→ **TASK BRIEF**
A faithful transcription of all the data is required.

----

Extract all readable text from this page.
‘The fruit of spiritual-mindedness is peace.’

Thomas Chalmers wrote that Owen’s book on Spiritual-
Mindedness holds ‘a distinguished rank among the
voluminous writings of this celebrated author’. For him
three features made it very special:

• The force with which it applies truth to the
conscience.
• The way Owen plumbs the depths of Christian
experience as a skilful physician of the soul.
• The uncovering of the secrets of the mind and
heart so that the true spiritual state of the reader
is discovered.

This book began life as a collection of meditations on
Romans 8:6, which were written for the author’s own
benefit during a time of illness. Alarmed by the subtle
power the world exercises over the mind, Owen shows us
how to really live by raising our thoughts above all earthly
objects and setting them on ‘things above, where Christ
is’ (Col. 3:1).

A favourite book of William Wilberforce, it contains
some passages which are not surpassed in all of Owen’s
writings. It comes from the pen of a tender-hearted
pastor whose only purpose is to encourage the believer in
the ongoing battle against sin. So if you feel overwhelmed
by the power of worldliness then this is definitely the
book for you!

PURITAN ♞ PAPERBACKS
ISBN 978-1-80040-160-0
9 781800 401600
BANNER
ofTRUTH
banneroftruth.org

----

→ **ANSWER IN FULL**
Extract all readable text from this page.
‘The fruit of spiritual-mindedness is peace.’

Thomas Chalmers wrote that Owen’s book on Spiritual-
Mindedness holds ‘a distinguished rank among the
voluminous writings of this celebrated author’. For him
three features made it very special:

• The force with which it applies truth to the
conscience.
• The way Owen plumbs the depths of Christian
experience as a skilful physician of the soul.
• The uncovering of the secrets of the mind and
heart so that the true spiritual state of the reader
is discovered.

This book began life as a collection of meditations on
Romans 8:6, which were written for the author’s own
benefit during a time of illness. Alarmed by the subtle
power the world exercises over the mind, Owen shows us
how to really live by raising our thoughts above all earthly
objects and setting them on ‘things above, where Christ
is’ (Col. 3:1).

A favourite book of William Wilberforce, it contains
some passages which are not surpassed in all of Owen’s
writings. It comes from the pen of a tender-hearted
pastor whose only purpose is to encourage the believer in
the ongoing battle against sin. So if you feel overwhelmed
by the power of worldliness then this is definitely the
book for you!

PURITAN ♞ PAPERBACKS
ISBN 978-1-80040-160-0
9 781800 401600
BANNER
ofTRUTH
banneroftruth.org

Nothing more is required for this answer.